(Excerpted records):
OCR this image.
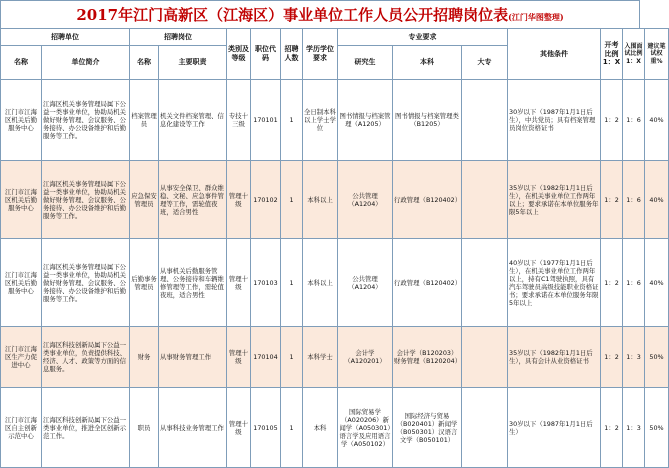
2017年江门高新区（江海区）事业单位工作人员公开招聘岗位表(江门华图整理)
招聘单位		招聘岗位		类别及等级	职位代码	招聘人数	学历学位要求	专业要求			其他条件	开考比例 1：X	入围面试比例1：X	建议笔试权重%
名称	单位简介	名称	主要职责					研究生	本科	大专				
江门市江海区机关后勤服务中心	江海区机关事务管理局属下公益一类事业单位，协助局机关做好财务管理、会议服务、公务接待、办公设备维护和后勤服务等工作。	档案管理员	机关文件档案管理、信息化建设等工作	专技十三级	170101	1	全日制本科以上学士学位	图书情报与档案管理（A1205）	图书情报与档案管理类（B1205）		30岁以下（1987年1月1日后生），中共党员；具有档案管理员岗位资格证书	1：2	1：6	40%
江门市江海区机关后勤服务中心	江海区机关事务管理局属下公益一类事业单位，协助局机关做好财务管理、会议服务、公务接待、办公设备维护和后勤服务等工作。	应急保安管理员	从事安全保卫、群众维稳、文秘、应急事件管理等工作，需轮值夜班，适合男性	管理十级	170102	1	本科以上	公共管理（A1204）	行政管理（B120402）		35岁以下（1982年1月1日后生），在机关事业单位工作两年以上；要求承诺在本单位服务年限5年以上	1：2	1：6	40%
江门市江海区机关后勤服务中心	江海区机关事务管理局属下公益一类事业单位，协助局机关做好财务管理、会议服务、公务接待、办公设备维护和后勤服务等工作。	后勤事务管理员	从事机关后勤服务管理、公务接待和车辆维修管理等工作，需轮值夜班，适合男性	管理十级	170103	1	本科以上	公共管理（A1204）	行政管理（B120402）		40岁以下（1977年1月1日后生），在机关事业单位工作两年以上，持有C1驾驶执照，具有汽车驾驶员高级技能职业资格证书；要求承诺在本单位服务年限5年以上	1：2	1：6	40%
江门市江海区生产力促进中心	江海区科技创新局属下公益一类事业单位，负责提供科技、经济、人才、政策等方面的信息服务。	财务	从事财务管理工作	管理十级	170104	1	本科学士	会计学（A120201）	会计学（B120203）财务管理（B120204）		35岁以下（1982年1月1日后生），具有会计从业资格证书	1：2	1：3	50%
江门市江海区自主创新示范中心	江海区科技创新局属下公益一类事业单位，推进全区创新示范工作。	职员	从事科技业务管理工作	管理十级	170105	1	本科	国际贸易学（A020206）新闻学（A050301）语言学及应用语言学（A050102）	国际经济与贸易（B020401）新闻学（B050301）汉语言文学（B050101）		30岁以下（1987年1月1日后生）	1：2	1：3	50%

(To do): Restate each of the entries above word for word and skip every image.

(Full output):
OCR this image.
2017年江门高新区（江海区）事业单位工作人员公开招聘岗位表(江门华图整理)
招聘单位		招聘岗位		类别及等级	职位代码	招聘人数	学历学位要求	专业要求			其他条件	开考比例 1：X	入围面试比例1：X	建议笔试权重%
名称	单位简介	名称	主要职责					研究生	本科	大专				
江门市江海区机关后勤服务中心	江海区机关事务管理局属下公益一类事业单位，协助局机关做好财务管理、会议服务、公务接待、办公设备维护和后勤服务等工作。	档案管理员	机关文件档案管理、信息化建设等工作	专技十三级	170101	1	全日制本科以上学士学位	图书情报与档案管理（A1205）	图书情报与档案管理类（B1205）		30岁以下（1987年1月1日后生），中共党员；具有档案管理员岗位资格证书	1：2	1：6	40%
江门市江海区机关后勤服务中心	江海区机关事务管理局属下公益一类事业单位，协助局机关做好财务管理、会议服务、公务接待、办公设备维护和后勤服务等工作。	应急保安管理员	从事安全保卫、群众维稳、文秘、应急事件管理等工作，需轮值夜班，适合男性	管理十级	170102	1	本科以上	公共管理（A1204）	行政管理（B120402）		35岁以下（1982年1月1日后生），在机关事业单位工作两年以上；要求承诺在本单位服务年限5年以上	1：2	1：6	40%
江门市江海区机关后勤服务中心	江海区机关事务管理局属下公益一类事业单位，协助局机关做好财务管理、会议服务、公务接待、办公设备维护和后勤服务等工作。	后勤事务管理员	从事机关后勤服务管理、公务接待和车辆维修管理等工作，需轮值夜班，适合男性	管理十级	170103	1	本科以上	公共管理（A1204）	行政管理（B120402）		40岁以下（1977年1月1日后生），在机关事业单位工作两年以上，持有C1驾驶执照，具有汽车驾驶员高级技能职业资格证书；要求承诺在本单位服务年限5年以上	1：2	1：6	40%
江门市江海区生产力促进中心	江海区科技创新局属下公益一类事业单位，负责提供科技、经济、人才、政策等方面的信息服务。	财务	从事财务管理工作	管理十级	170104	1	本科学士	会计学（A120201）	会计学（B120203）财务管理（B120204）		35岁以下（1982年1月1日后生），具有会计从业资格证书	1：2	1：3	50%
江门市江海区自主创新示范中心	江海区科技创新局属下公益一类事业单位，推进全区创新示范工作。	职员	从事科技业务管理工作	管理十级	170105	1	本科	国际贸易学（A020206）新闻学（A050301）语言学及应用语言学（A050102）	国际经济与贸易（B020401）新闻学（B050301）汉语言文学（B050101）		30岁以下（1987年1月1日后生）	1：2	1：3	50%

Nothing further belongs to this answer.